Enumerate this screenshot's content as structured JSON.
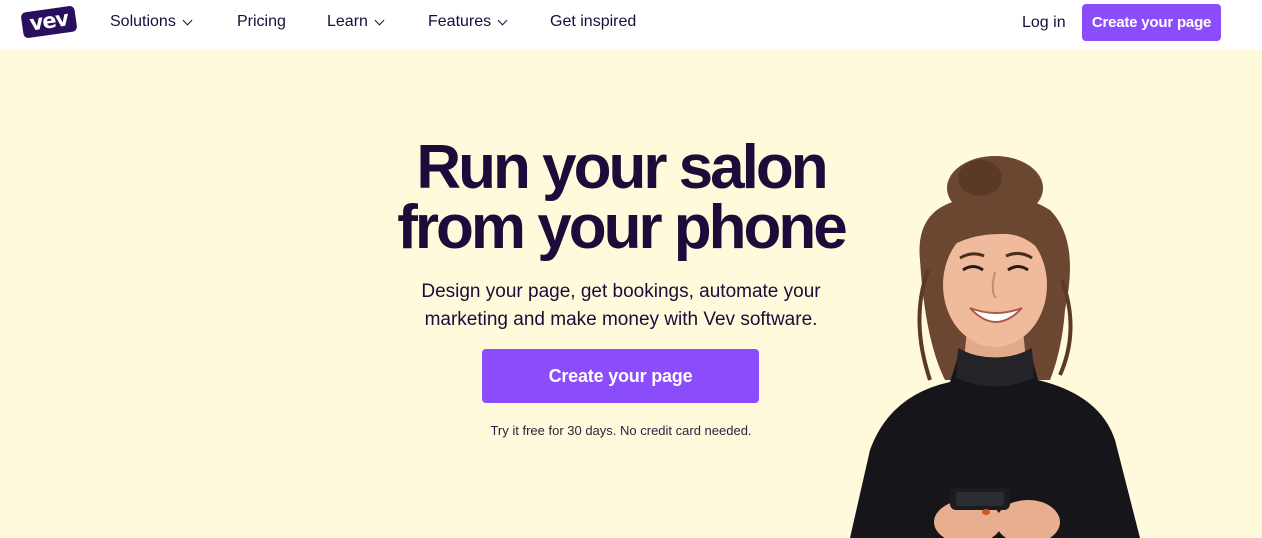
{
  "brand": {
    "logo_text": "vev",
    "color": "#2a0f5e"
  },
  "nav": {
    "items": [
      {
        "label": "Solutions",
        "has_dropdown": true
      },
      {
        "label": "Pricing",
        "has_dropdown": false
      },
      {
        "label": "Learn",
        "has_dropdown": true
      },
      {
        "label": "Features",
        "has_dropdown": true
      },
      {
        "label": "Get inspired",
        "has_dropdown": false
      }
    ],
    "login_label": "Log in",
    "cta_label": "Create your page"
  },
  "hero": {
    "title_line1": "Run your salon",
    "title_line2": "from your phone",
    "subtitle_line1": "Design your page, get bookings, automate your",
    "subtitle_line2": "marketing and make money with Vev software.",
    "cta_label": "Create your page",
    "note": "Try it free for 30 days. No credit card needed."
  },
  "colors": {
    "accent": "#8b4dfb",
    "background": "#fffadb",
    "text": "#1a0d3a"
  },
  "icons": {
    "dropdown": "chevron-down-icon"
  }
}
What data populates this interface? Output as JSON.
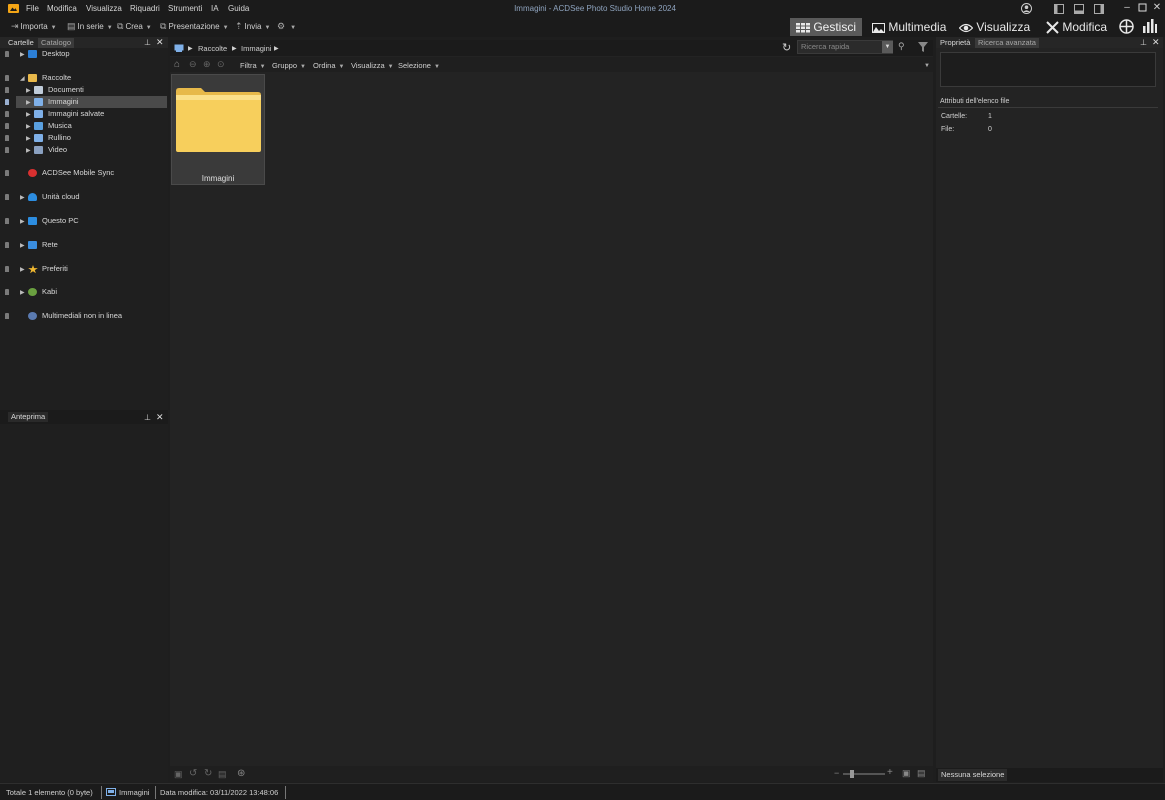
{
  "window": {
    "title": "Immagini - ACDSee Photo Studio Home 2024"
  },
  "menu": [
    "File",
    "Modifica",
    "Visualizza",
    "Riquadri",
    "Strumenti",
    "IA",
    "Guida"
  ],
  "toolbar": {
    "importa": "Importa",
    "in_serie": "In serie",
    "crea": "Crea",
    "presentazione": "Presentazione",
    "invia": "Invia"
  },
  "modes": {
    "gestisci": "Gestisci",
    "multimedia": "Multimedia",
    "visualizza": "Visualizza",
    "modifica": "Modifica"
  },
  "left_panel": {
    "tabs": [
      "Cartelle",
      "Catalogo"
    ],
    "tree": [
      {
        "label": "Desktop",
        "icon": "desktop-icon",
        "color": "#2c7fd6"
      },
      {
        "label": "Raccolte",
        "icon": "collections-icon",
        "color": "#e8b84a"
      },
      {
        "label": "Documenti",
        "icon": "documents-icon",
        "color": "#bfcbd9"
      },
      {
        "label": "Immagini",
        "icon": "pictures-icon",
        "color": "#7fb0e8"
      },
      {
        "label": "Immagini salvate",
        "icon": "saved-pictures-icon",
        "color": "#7fb0e8"
      },
      {
        "label": "Musica",
        "icon": "music-icon",
        "color": "#5aa0e0"
      },
      {
        "label": "Rullino",
        "icon": "camera-roll-icon",
        "color": "#7fb0e8"
      },
      {
        "label": "Video",
        "icon": "video-icon",
        "color": "#8aa0c0"
      },
      {
        "label": "ACDSee Mobile Sync",
        "icon": "mobile-sync-icon",
        "color": "#d83030"
      },
      {
        "label": "Unità cloud",
        "icon": "cloud-icon",
        "color": "#2c8de0"
      },
      {
        "label": "Questo PC",
        "icon": "pc-icon",
        "color": "#2c8de0"
      },
      {
        "label": "Rete",
        "icon": "network-icon",
        "color": "#3a8ee0"
      },
      {
        "label": "Preferiti",
        "icon": "star-icon",
        "color": "#f0b830"
      },
      {
        "label": "Kabi",
        "icon": "user-icon",
        "color": "#6aa040"
      },
      {
        "label": "Multimediali non in linea",
        "icon": "offline-media-icon",
        "color": "#5a7ab0"
      }
    ],
    "preview_tab": "Anteprima"
  },
  "address": {
    "crumbs": [
      "Raccolte",
      "Immagini"
    ],
    "search_placeholder": "Ricerca rapida"
  },
  "filterbar": [
    "Filtra",
    "Gruppo",
    "Ordina",
    "Visualizza",
    "Selezione"
  ],
  "content": {
    "items": [
      {
        "label": "Immagini",
        "type": "folder"
      }
    ]
  },
  "right_panel": {
    "tabs": [
      "Proprietà",
      "Ricerca avanzata"
    ],
    "section_title": "Attributi dell'elenco file",
    "attributes": [
      {
        "label": "Cartelle:",
        "value": "1"
      },
      {
        "label": "File:",
        "value": "0"
      }
    ],
    "bottom_tab": "Nessuna selezione"
  },
  "status": {
    "total": "Totale 1 elemento  (0 byte)",
    "location": "Immagini",
    "modified": "Data modifica: 03/11/2022 13:48:06"
  }
}
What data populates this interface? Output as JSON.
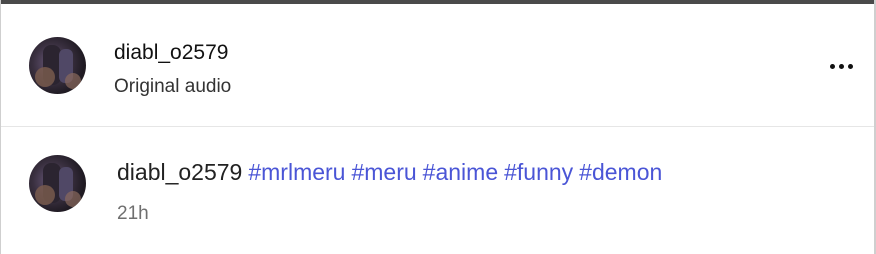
{
  "post_header": {
    "username": "diabl_o2579",
    "audio_label": "Original audio",
    "more_icon": "more-horizontal-icon"
  },
  "caption": {
    "username": "diabl_o2579",
    "hashtags": [
      "#mrlmeru",
      "#meru",
      "#anime",
      "#funny",
      "#demon"
    ],
    "time": "21h"
  },
  "colors": {
    "hashtag": "#4a55d6",
    "text": "#111111",
    "muted": "#6f6f6f"
  }
}
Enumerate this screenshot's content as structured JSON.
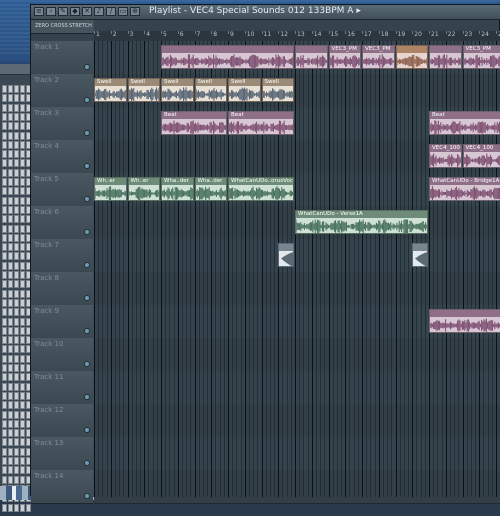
{
  "window": {
    "title": "Playlist - VEC4 Special Sounds 012 133BPM A",
    "title_arrow": "▸"
  },
  "toolbar": {
    "left_label": "ZERO CROSS",
    "right_label": "STRETCH"
  },
  "ruler_numbers": [
    "1",
    "2",
    "3",
    "4",
    "5",
    "6",
    "7",
    "8",
    "9",
    "10",
    "11",
    "12",
    "13",
    "14",
    "15",
    "16",
    "17",
    "18",
    "19",
    "20",
    "21",
    "22",
    "23",
    "24",
    "25"
  ],
  "tracks": [
    {
      "label": "Track 1"
    },
    {
      "label": "Track 2"
    },
    {
      "label": "Track 3"
    },
    {
      "label": "Track 4"
    },
    {
      "label": "Track 5"
    },
    {
      "label": "Track 6"
    },
    {
      "label": "Track 7"
    },
    {
      "label": "Track 8"
    },
    {
      "label": "Track 9"
    },
    {
      "label": "Track 10"
    },
    {
      "label": "Track 11"
    },
    {
      "label": "Track 12"
    },
    {
      "label": "Track 13"
    },
    {
      "label": "Track 14"
    }
  ],
  "clips": [
    {
      "track": 0,
      "start": 5,
      "len": 8,
      "label": "",
      "color": "pink"
    },
    {
      "track": 0,
      "start": 13,
      "len": 2,
      "label": "",
      "color": "pink"
    },
    {
      "track": 0,
      "start": 15,
      "len": 2,
      "label": "VEC3_PM",
      "color": "pink"
    },
    {
      "track": 0,
      "start": 17,
      "len": 2,
      "label": "VEC3_PM",
      "color": "pink"
    },
    {
      "track": 0,
      "start": 19,
      "len": 2,
      "label": "",
      "color": "orange"
    },
    {
      "track": 0,
      "start": 21,
      "len": 2,
      "label": "",
      "color": "pink"
    },
    {
      "track": 0,
      "start": 23,
      "len": 3,
      "label": "VEC3_PM",
      "color": "pink"
    },
    {
      "track": 1,
      "start": 1,
      "len": 2,
      "label": "Swell",
      "color": "tan"
    },
    {
      "track": 1,
      "start": 3,
      "len": 2,
      "label": "Swell",
      "color": "tan"
    },
    {
      "track": 1,
      "start": 5,
      "len": 2,
      "label": "Swell",
      "color": "tan"
    },
    {
      "track": 1,
      "start": 7,
      "len": 2,
      "label": "Swell",
      "color": "tan"
    },
    {
      "track": 1,
      "start": 9,
      "len": 2,
      "label": "Swell",
      "color": "tan"
    },
    {
      "track": 1,
      "start": 11,
      "len": 2,
      "label": "Swell",
      "color": "tan"
    },
    {
      "track": 2,
      "start": 5,
      "len": 4,
      "label": "Beat",
      "color": "pink"
    },
    {
      "track": 2,
      "start": 9,
      "len": 4,
      "label": "Beat",
      "color": "pink"
    },
    {
      "track": 2,
      "start": 21,
      "len": 5,
      "label": "Beat",
      "color": "pink"
    },
    {
      "track": 3,
      "start": 21,
      "len": 2,
      "label": "VEC4_100",
      "color": "pink"
    },
    {
      "track": 3,
      "start": 23,
      "len": 3,
      "label": "VEC4_100",
      "color": "pink"
    },
    {
      "track": 4,
      "start": 1,
      "len": 2,
      "label": "Wh..er",
      "color": "green"
    },
    {
      "track": 4,
      "start": 3,
      "len": 2,
      "label": "Wh..er",
      "color": "green"
    },
    {
      "track": 4,
      "start": 5,
      "len": 2,
      "label": "Wha..der",
      "color": "green"
    },
    {
      "track": 4,
      "start": 7,
      "len": 2,
      "label": "Wha..der",
      "color": "green"
    },
    {
      "track": 4,
      "start": 9,
      "len": 4,
      "label": "WhatCanUDo..orusVocoder",
      "color": "green"
    },
    {
      "track": 4,
      "start": 21,
      "len": 5,
      "label": "WhatCanUDo - Bridge1A",
      "color": "pink"
    },
    {
      "track": 5,
      "start": 13,
      "len": 8,
      "label": "WhatCanUDo - Verse1A",
      "color": "green"
    },
    {
      "track": 6,
      "start": 12,
      "len": 1,
      "label": "",
      "color": "lite"
    },
    {
      "track": 6,
      "start": 20,
      "len": 1,
      "label": "",
      "color": "lite"
    },
    {
      "track": 8,
      "start": 21,
      "len": 5,
      "label": "",
      "color": "pink"
    }
  ]
}
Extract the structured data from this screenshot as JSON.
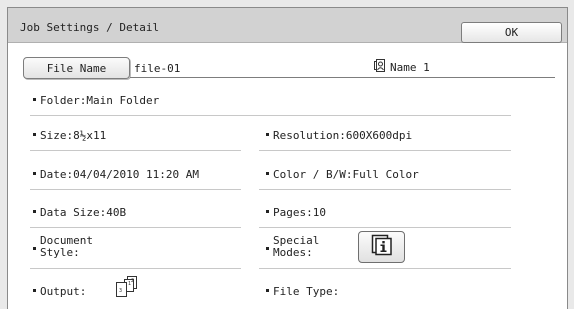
{
  "header": {
    "title": "Job Settings / Detail",
    "ok_label": "OK"
  },
  "file": {
    "button_label": "File Name",
    "value": "file-01",
    "user_name": "Name 1"
  },
  "details": {
    "folder": "Folder:Main Folder",
    "size": "Size:8½x11",
    "resolution": "Resolution:600X600dpi",
    "date": "Date:04/04/2010 11:20 AM",
    "color": "Color / B/W:Full Color",
    "data_size": "Data Size:40B",
    "pages": "Pages:10",
    "document_style_line1": "Document",
    "document_style_line2": "Style:",
    "special_modes_line1": "Special",
    "special_modes_line2": "Modes:",
    "output": "Output:",
    "file_type": "File Type:"
  },
  "icons": {
    "user": "user-icon",
    "info": "info-icon",
    "output": "sort-output-icon"
  }
}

§ WORK TO BE COMPLETED
Pull every line containing the word "Immagini" out of the entries above.

§ CORRECT ANSWER
    "title": "Immagini - ACDSee Photo Studio Home 2024"
        "label": "Immagini",
        "label": "Immagini salvate",
      "Immagini"
        "label": "Immagini",
    "location": "Immagini",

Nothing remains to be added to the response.